===== INPUT =====

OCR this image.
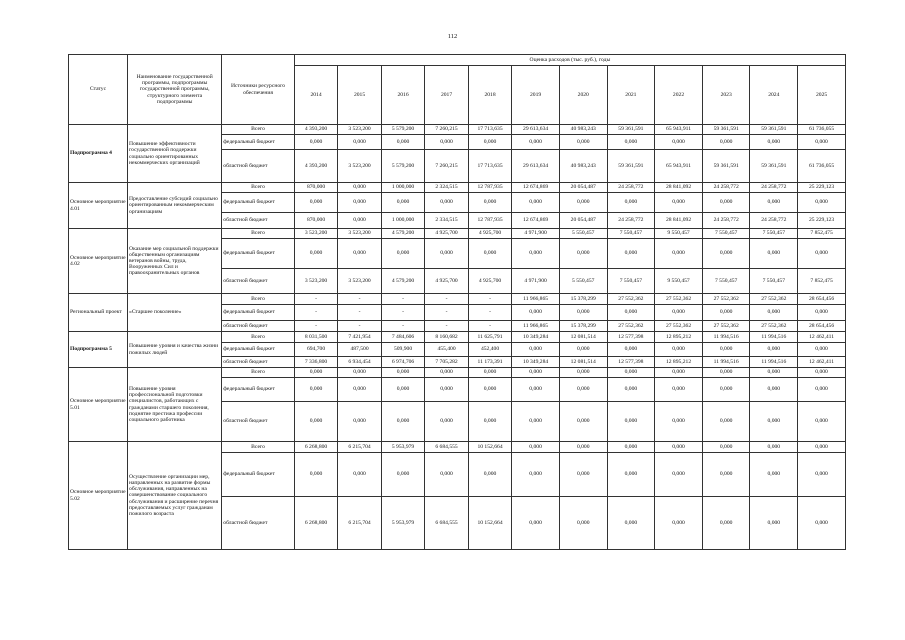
112
Статус	Наименование государственной программы, подпрограммы государственной программы, структурного элемента подпрограммы	Источники ресурсного обеспечения	Оценка расходов (тыс. руб.), годы											
			2014	2015	2016	2017	2018	2019	2020	2021	2022	2023	2024	2025
Подпрограмма 4	Повышение эффективности государственной поддержки социально ориентированных некоммерческих организаций	Всего	4 393,200	3 523,200	5 579,200	7 260,215	17 713,635	29 613,634	40 983,243	59 361,591	65 943,911	59 361,591	59 361,591	61 736,055
		федеральный бюджет	0,000	0,000	0,000	0,000	0,000	0,000	0,000	0,000	0,000	0,000	0,000	0,000
		областной бюджет	4 393,200	3 523,200	5 579,200	7 260,215	17 713,635	29 613,634	40 983,243	59 361,591	65 943,911	59 361,591	59 361,591	61 736,055
Основное мероприятие 4.01	Предоставление субсидий социально ориентированным некоммерческим организациям	Всего	870,000	0,000	1 000,000	2 324,515	12 787,935	12 674,869	20 054,487	24 258,772	28 841,092	24 258,772	24 258,772	25 229,123
		федеральный бюджет	0,000	0,000	0,000	0,000	0,000	0,000	0,000	0,000	0,000	0,000	0,000	0,000
		областной бюджет	870,000	0,000	1 000,000	2 334,515	12 787,935	12 674,869	20 054,487	24 258,772	28 841,092	24 258,772	24 258,772	25 229,123
Основное мероприятие 4.02	Оказание мер социальной поддержки общественным организациям ветеранов войны, труда, Вооруженных Сил и правоохранительных органов	Всего	3 523,200	3 523,200	4 579,200	4 925,700	4 925,700	4 971,900	5 550,457	7 550,457	9 550,457	7 550,457	7 550,457	7 852,475
		федеральный бюджет	0,000	0,000	0,000	0,000	0,000	0,000	0,000	0,000	0,000	0,000	0,000	0,000
		областной бюджет	3 523,200	3 523,200	4 579,200	4 925,700	4 925,700	4 971,900	5 550,457	7 550,457	9 550,457	7 550,457	7 550,457	7 852,475
Региональный проект	«Старшее поколение»	Всего	-	-	-	-	-	11 966,865	15 378,299	27 552,362	27 552,362	27 552,362	27 552,362	28 654,456
		федеральный бюджет	-	-	-	-	-	0,000	0,000	0,000	0,000	0,000	0,000	0,000
		областной бюджет	-	-	-	-	-	11 966,865	15 378,299	27 552,362	27 552,362	27 552,362	27 552,362	28 654,456
Подпрограмма 5	Повышение уровня и качества жизни пожилых людей	Всего	8 031,500	7 421,954	7 484,606	8 160,682	11 625,791	10 349,284	12 081,514	12 577,398	12 895,212	11 994,516	11 994,516	12 462,411
		федеральный бюджет	694,700	487,500	509,900	455,400	452,400	0,000	0,000	0,000	0,000	0,000	0,000	0,000
		областной бюджет	7 336,800	6 934,454	6 974,706	7 705,282	11 173,391	10 349,284	12 081,514	12 577,398	12 895,212	11 994,516	11 994,516	12 462,411
Основное мероприятие 5.01	Повышение уровня профессиональной подготовки специалистов, работающих с гражданами старшего поколения, поднятие престижа профессии социального работника	Всего	0,000	0,000	0,000	0,000	0,000	0,000	0,000	0,000	0,000	0,000	0,000	0,000
		федеральный бюджет	0,000	0,000	0,000	0,000	0,000	0,000	0,000	0,000	0,000	0,000	0,000	0,000
		областной бюджет	0,000	0,000	0,000	0,000	0,000	0,000	0,000	0,000	0,000	0,000	0,000	0,000
Основное мероприятие 5.02	Осуществление организации мер, направленных на развитие формы обслуживания, направленных на совершенствование социального обслуживания и расширение перечня предоставляемых услуг гражданам пожилого возраста	Всего	6 268,800	6 215,704	5 953,979	6 684,555	10 152,664	0,000	0,000	0,000	0,000	0,000	0,000	0,000
		федеральный бюджет	0,000	0,000	0,000	0,000	0,000	0,000	0,000	0,000	0,000	0,000	0,000	0,000
		областной бюджет	6 268,800	6 215,704	5 953,979	6 684,555	10 152,664	0,000	0,000	0,000	0,000	0,000	0,000	0,000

=====

**THE PROBLEM**
Print each line of the material above exactly, with the pictures removed from your copy.

**RESPONSE**
OCR this image.
112
Статус	Наименование государственной программы, подпрограммы государственной программы, структурного элемента подпрограммы	Источники ресурсного обеспечения	Оценка расходов (тыс. руб.), годы											
			2014	2015	2016	2017	2018	2019	2020	2021	2022	2023	2024	2025
Подпрограмма 4	Повышение эффективности государственной поддержки социально ориентированных некоммерческих организаций	Всего	4 393,200	3 523,200	5 579,200	7 260,215	17 713,635	29 613,634	40 983,243	59 361,591	65 943,911	59 361,591	59 361,591	61 736,055
		федеральный бюджет	0,000	0,000	0,000	0,000	0,000	0,000	0,000	0,000	0,000	0,000	0,000	0,000
		областной бюджет	4 393,200	3 523,200	5 579,200	7 260,215	17 713,635	29 613,634	40 983,243	59 361,591	65 943,911	59 361,591	59 361,591	61 736,055
Основное мероприятие 4.01	Предоставление субсидий социально ориентированным некоммерческим организациям	Всего	870,000	0,000	1 000,000	2 324,515	12 787,935	12 674,869	20 054,487	24 258,772	28 841,092	24 258,772	24 258,772	25 229,123
		федеральный бюджет	0,000	0,000	0,000	0,000	0,000	0,000	0,000	0,000	0,000	0,000	0,000	0,000
		областной бюджет	870,000	0,000	1 000,000	2 334,515	12 787,935	12 674,869	20 054,487	24 258,772	28 841,092	24 258,772	24 258,772	25 229,123
Основное мероприятие 4.02	Оказание мер социальной поддержки общественным организациям ветеранов войны, труда, Вооруженных Сил и правоохранительных органов	Всего	3 523,200	3 523,200	4 579,200	4 925,700	4 925,700	4 971,900	5 550,457	7 550,457	9 550,457	7 550,457	7 550,457	7 852,475
		федеральный бюджет	0,000	0,000	0,000	0,000	0,000	0,000	0,000	0,000	0,000	0,000	0,000	0,000
		областной бюджет	3 523,200	3 523,200	4 579,200	4 925,700	4 925,700	4 971,900	5 550,457	7 550,457	9 550,457	7 550,457	7 550,457	7 852,475
Региональный проект	«Старшее поколение»	Всего	-	-	-	-	-	11 966,865	15 378,299	27 552,362	27 552,362	27 552,362	27 552,362	28 654,456
		федеральный бюджет	-	-	-	-	-	0,000	0,000	0,000	0,000	0,000	0,000	0,000
		областной бюджет	-	-	-	-	-	11 966,865	15 378,299	27 552,362	27 552,362	27 552,362	27 552,362	28 654,456
Подпрограмма 5	Повышение уровня и качества жизни пожилых людей	Всего	8 031,500	7 421,954	7 484,606	8 160,682	11 625,791	10 349,284	12 081,514	12 577,398	12 895,212	11 994,516	11 994,516	12 462,411
		федеральный бюджет	694,700	487,500	509,900	455,400	452,400	0,000	0,000	0,000	0,000	0,000	0,000	0,000
		областной бюджет	7 336,800	6 934,454	6 974,706	7 705,282	11 173,391	10 349,284	12 081,514	12 577,398	12 895,212	11 994,516	11 994,516	12 462,411
Основное мероприятие 5.01	Повышение уровня профессиональной подготовки специалистов, работающих с гражданами старшего поколения, поднятие престижа профессии социального работника	Всего	0,000	0,000	0,000	0,000	0,000	0,000	0,000	0,000	0,000	0,000	0,000	0,000
		федеральный бюджет	0,000	0,000	0,000	0,000	0,000	0,000	0,000	0,000	0,000	0,000	0,000	0,000
		областной бюджет	0,000	0,000	0,000	0,000	0,000	0,000	0,000	0,000	0,000	0,000	0,000	0,000
Основное мероприятие 5.02	Осуществление организации мер, направленных на развитие формы обслуживания, направленных на совершенствование социального обслуживания и расширение перечня предоставляемых услуг гражданам пожилого возраста	Всего	6 268,800	6 215,704	5 953,979	6 684,555	10 152,664	0,000	0,000	0,000	0,000	0,000	0,000	0,000
		федеральный бюджет	0,000	0,000	0,000	0,000	0,000	0,000	0,000	0,000	0,000	0,000	0,000	0,000
		областной бюджет	6 268,800	6 215,704	5 953,979	6 684,555	10 152,664	0,000	0,000	0,000	0,000	0,000	0,000	0,000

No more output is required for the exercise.